The question quickly arises of whether there is some way to combine the efficiency of RPC

using UDP (just two messages) with the reliability of TCP. The answer is: Almost. It can be

done with an experimental TCP variant called

T/TCP (Transactional TCP), which is described

in RFCs 1379 and 1644.

The central idea here is to modify the standard connection setup sequence slightly to allow the

transfer of data during setup. The T/TCP protocol is illustrated in

Fig. 6-40(b). The client's first

packet contains the

SYN bit, the request itself, and the FIN. In effect it says: I want to

establish a connection, here is the data, and I am done.

When the server gets the request, it looks up or computes the reply, and chooses how to

respond. If the reply fits in one packet, it gives the reply of

Fig. 6-40(b), which says: I

acknowledge your

FIN, here is the answer, and I am done. The client then acknowledges the

server's

FIN and the protocol terminates in three messages.

However, if the result is larger than 1 packet, the server also has the option of not turning on

the

FIN bit, in which case it can send multiple packets before closing its direction.

It is probably worth mentioning that T/TCP is not the only proposed improvement to TCP.

Another proposal is

SCTP (Stream Control Transmission Protocol). Its features include

message boundary preservation, multiple delivery modes (e.g., unordered delivery),

multihoming (backup destinations), and selective acknowledgements (Stewart and Metz,

2001). However, whenever someone proposes changing something that has worked so well for

so long, there is always a huge battle between the ''Users are demanding more features'' and

''If it ain't broken, don't fix it'' camps.

= = = = =

Problem set
1. Print the part of the T/TCP passage starting with "When the server" and going on through "in three messages.".
2. State whether each statement agrees with the T/TCP passage. Answer yes or no, and quote the deciding words of the passage.
(a) In T/TCP, the client's first packet carries the SYN bit, the request, and the FIN.
(b) When the result is larger than one packet, the server must still fit its reply into a single packet.
(c) Multihoming is among the features of SCTP.
3. Translate this sentence from the T/TCP passage into French: "The central idea here is to modify the standard connection setup sequence slightly to allow the transfer of data during setup."
The listing that follows the T/TCP passage is separate material.

Supplied material
= = = = =

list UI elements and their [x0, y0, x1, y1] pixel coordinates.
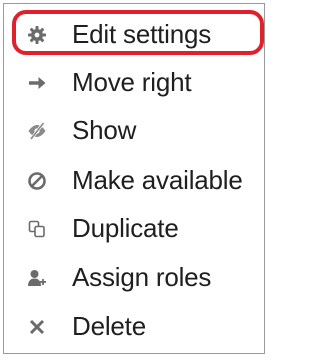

= = = = =

Written answers
1.
When the server gets the request, it looks up or computes the reply, and chooses how to

respond. If the reply fits in one packet, it gives the reply of

Fig. 6-40(b), which says: I

acknowledge your

FIN, here is the answer, and I am done. The client then acknowledges the

server's

FIN and the protocol terminates in three messages.

2.
(a) Yes: "The client's first packet contains the SYN bit, the request itself, and the FIN."
(b) No: "the server also has the option of not turning on the FIN bit, in which case it can send multiple packets before closing its direction."
(c) Yes: "multihoming (backup destinations)"

3. L'idée centrale ici est de modifier légèrement la séquence standard d'établissement de connexion afin de permettre le transfert de données pendant l'établissement.